## GIVEN PROBLEM
Quote, verbatim, all material below, without pictures.

## RECORDS FOR PROCESSING
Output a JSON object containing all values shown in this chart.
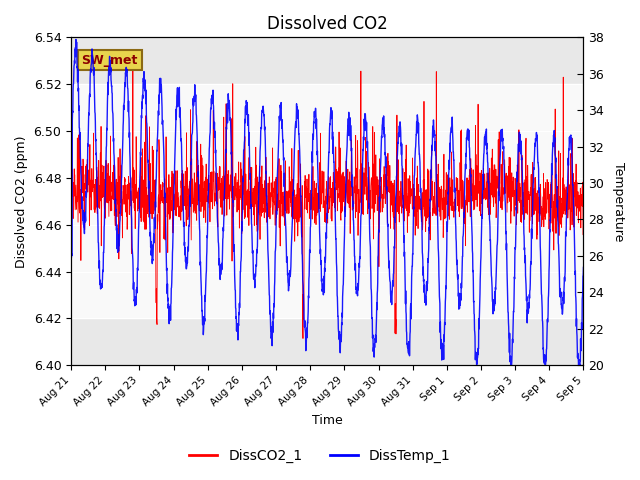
{
  "title": "Dissolved CO2",
  "ylabel_left": "Dissolved CO2 (ppm)",
  "ylabel_right": "Temperature",
  "xlabel": "Time",
  "legend_labels": [
    "DissCO2_1",
    "DissTemp_1"
  ],
  "legend_colors": [
    "red",
    "blue"
  ],
  "co2_ylim": [
    6.4,
    6.54
  ],
  "temp_ylim": [
    20,
    38
  ],
  "shade_co2_min": 6.42,
  "shade_co2_max": 6.52,
  "annotation_text": "SW_met",
  "tick_labels": [
    "Aug 21",
    "Aug 22",
    "Aug 23",
    "Aug 24",
    "Aug 25",
    "Aug 26",
    "Aug 27",
    "Aug 28",
    "Aug 29",
    "Aug 30",
    "Aug 31",
    "Sep 1",
    "Sep 2",
    "Sep 3",
    "Sep 4",
    "Sep 5"
  ],
  "plot_bg_color": "#e8e8e8",
  "shade_color": "#d8d8d8"
}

## SOLVED PROBLEM
Output a JSON object containing all values shown in this chart.
{
  "title": "Dissolved CO2",
  "ylabel_left": "Dissolved CO2 (ppm)",
  "ylabel_right": "Temperature",
  "xlabel": "Time",
  "legend_labels": [
    "DissCO2_1",
    "DissTemp_1"
  ],
  "legend_colors": [
    "red",
    "blue"
  ],
  "co2_ylim": [
    6.4,
    6.54
  ],
  "temp_ylim": [
    20,
    38
  ],
  "shade_co2_min": 6.42,
  "shade_co2_max": 6.52,
  "annotation_text": "SW_met",
  "tick_labels": [
    "Aug 21",
    "Aug 22",
    "Aug 23",
    "Aug 24",
    "Aug 25",
    "Aug 26",
    "Aug 27",
    "Aug 28",
    "Aug 29",
    "Aug 30",
    "Aug 31",
    "Sep 1",
    "Sep 2",
    "Sep 3",
    "Sep 4",
    "Sep 5"
  ],
  "plot_bg_color": "#e8e8e8",
  "shade_color": "#d8d8d8"
}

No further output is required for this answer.